Will you give the material below again, every line exactly as it is?

* [Extracted entries]:
........

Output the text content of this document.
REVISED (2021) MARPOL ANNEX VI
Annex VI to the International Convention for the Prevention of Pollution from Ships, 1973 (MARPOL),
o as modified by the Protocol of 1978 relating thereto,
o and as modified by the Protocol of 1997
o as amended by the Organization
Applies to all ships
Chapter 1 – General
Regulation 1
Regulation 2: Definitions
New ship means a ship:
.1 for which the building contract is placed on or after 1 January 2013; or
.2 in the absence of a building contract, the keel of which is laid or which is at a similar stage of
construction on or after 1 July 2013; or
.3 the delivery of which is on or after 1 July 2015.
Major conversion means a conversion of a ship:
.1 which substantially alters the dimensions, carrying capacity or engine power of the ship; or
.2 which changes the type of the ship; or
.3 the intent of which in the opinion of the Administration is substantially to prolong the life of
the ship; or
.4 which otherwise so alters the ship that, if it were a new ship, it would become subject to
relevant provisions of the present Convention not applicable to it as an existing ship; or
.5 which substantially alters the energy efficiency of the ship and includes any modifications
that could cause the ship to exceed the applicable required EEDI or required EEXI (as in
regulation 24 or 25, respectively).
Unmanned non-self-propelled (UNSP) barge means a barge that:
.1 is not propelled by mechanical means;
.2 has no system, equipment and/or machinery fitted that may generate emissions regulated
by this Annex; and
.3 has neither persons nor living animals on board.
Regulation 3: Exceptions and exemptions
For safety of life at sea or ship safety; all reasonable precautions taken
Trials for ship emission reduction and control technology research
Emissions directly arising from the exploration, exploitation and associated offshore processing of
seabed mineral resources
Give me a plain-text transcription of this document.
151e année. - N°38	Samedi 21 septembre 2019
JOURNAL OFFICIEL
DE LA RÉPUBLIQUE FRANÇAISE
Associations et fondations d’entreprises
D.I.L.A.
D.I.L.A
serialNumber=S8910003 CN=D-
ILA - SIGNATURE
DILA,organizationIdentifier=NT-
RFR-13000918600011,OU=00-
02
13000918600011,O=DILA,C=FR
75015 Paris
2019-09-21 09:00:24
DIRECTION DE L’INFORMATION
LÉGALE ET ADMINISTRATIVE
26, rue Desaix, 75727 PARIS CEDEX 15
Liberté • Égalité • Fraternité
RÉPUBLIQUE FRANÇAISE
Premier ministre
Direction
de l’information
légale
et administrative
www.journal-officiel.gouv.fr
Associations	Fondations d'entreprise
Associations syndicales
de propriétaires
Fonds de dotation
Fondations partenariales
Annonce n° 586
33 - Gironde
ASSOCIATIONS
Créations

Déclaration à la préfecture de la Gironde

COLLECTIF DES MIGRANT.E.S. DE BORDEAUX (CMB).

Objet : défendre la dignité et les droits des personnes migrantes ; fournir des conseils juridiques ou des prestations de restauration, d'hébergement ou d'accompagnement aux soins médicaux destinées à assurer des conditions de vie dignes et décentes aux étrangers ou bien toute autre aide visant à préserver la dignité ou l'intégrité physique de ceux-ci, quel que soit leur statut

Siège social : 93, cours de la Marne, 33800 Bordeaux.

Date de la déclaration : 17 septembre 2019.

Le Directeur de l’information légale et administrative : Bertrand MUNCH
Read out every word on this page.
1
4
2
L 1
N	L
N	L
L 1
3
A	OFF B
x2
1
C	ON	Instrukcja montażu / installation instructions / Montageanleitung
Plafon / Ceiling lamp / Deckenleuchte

........

* [Answer to this exercise]:
Output the text content of this document.
REVISED (2021) MARPOL ANNEX VI
Annex VI to the International Convention for the Prevention of Pollution from Ships, 1973 (MARPOL),
o as modified by the Protocol of 1978 relating thereto,
o and as modified by the Protocol of 1997
o as amended by the Organization
Applies to all ships
Chapter 1 – General
Regulation 1
Regulation 2: Definitions
New ship means a ship:
.1 for which the building contract is placed on or after 1 January 2013; or
.2 in the absence of a building contract, the keel of which is laid or which is at a similar stage of
construction on or after 1 July 2013; or
.3 the delivery of which is on or after 1 July 2015.
Major conversion means a conversion of a ship:
.1 which substantially alters the dimensions, carrying capacity or engine power of the ship; or
.2 which changes the type of the ship; or
.3 the intent of which in the opinion of the Administration is substantially to prolong the life of
the ship; or
.4 which otherwise so alters the ship that, if it were a new ship, it would become subject to
relevant provisions of the present Convention not applicable to it as an existing ship; or
.5 which substantially alters the energy efficiency of the ship and includes any modifications
that could cause the ship to exceed the applicable required EEDI or required EEXI (as in
regulation 24 or 25, respectively).
Unmanned non-self-propelled (UNSP) barge means a barge that:
.1 is not propelled by mechanical means;
.2 has no system, equipment and/or machinery fitted that may generate emissions regulated
by this Annex; and
.3 has neither persons nor living animals on board.
Regulation 3: Exceptions and exemptions
For safety of life at sea or ship safety; all reasonable precautions taken
Trials for ship emission reduction and control technology research
Emissions directly arising from the exploration, exploitation and associated offshore processing of
seabed mineral resources
Give me a plain-text transcription of this document.
151e année. - N°38	Samedi 21 septembre 2019
JOURNAL OFFICIEL
DE LA RÉPUBLIQUE FRANÇAISE
Associations et fondations d’entreprises
D.I.L.A.
D.I.L.A
serialNumber=S8910003 CN=D-
ILA - SIGNATURE
DILA,organizationIdentifier=NT-
RFR-13000918600011,OU=00-
02
13000918600011,O=DILA,C=FR
75015 Paris
2019-09-21 09:00:24
DIRECTION DE L’INFORMATION
LÉGALE ET ADMINISTRATIVE
26, rue Desaix, 75727 PARIS CEDEX 15
Liberté • Égalité • Fraternité
RÉPUBLIQUE FRANÇAISE
Premier ministre
Direction
de l’information
légale
et administrative
www.journal-officiel.gouv.fr
Associations	Fondations d'entreprise
Associations syndicales
de propriétaires
Fonds de dotation
Fondations partenariales
Annonce n° 586
33 - Gironde
ASSOCIATIONS
Créations

Déclaration à la préfecture de la Gironde

COLLECTIF DES MIGRANT.E.S. DE BORDEAUX (CMB).

Objet : défendre la dignité et les droits des personnes migrantes ; fournir des conseils juridiques ou des prestations de restauration, d'hébergement ou d'accompagnement aux soins médicaux destinées à assurer des conditions de vie dignes et décentes aux étrangers ou bien toute autre aide visant à préserver la dignité ou l'intégrité physique de ceux-ci, quel que soit leur statut

Siège social : 93, cours de la Marne, 33800 Bordeaux.

Date de la déclaration : 17 septembre 2019.

Le Directeur de l’information légale et administrative : Bertrand MUNCH
Read out every word on this page.
1
4
2
L 1
N	L
N	L
L 1
3
A	OFF B
x2
1
C	ON	Instrukcja montażu / installation instructions / Montageanleitung
Plafon / Ceiling lamp / Deckenleuchte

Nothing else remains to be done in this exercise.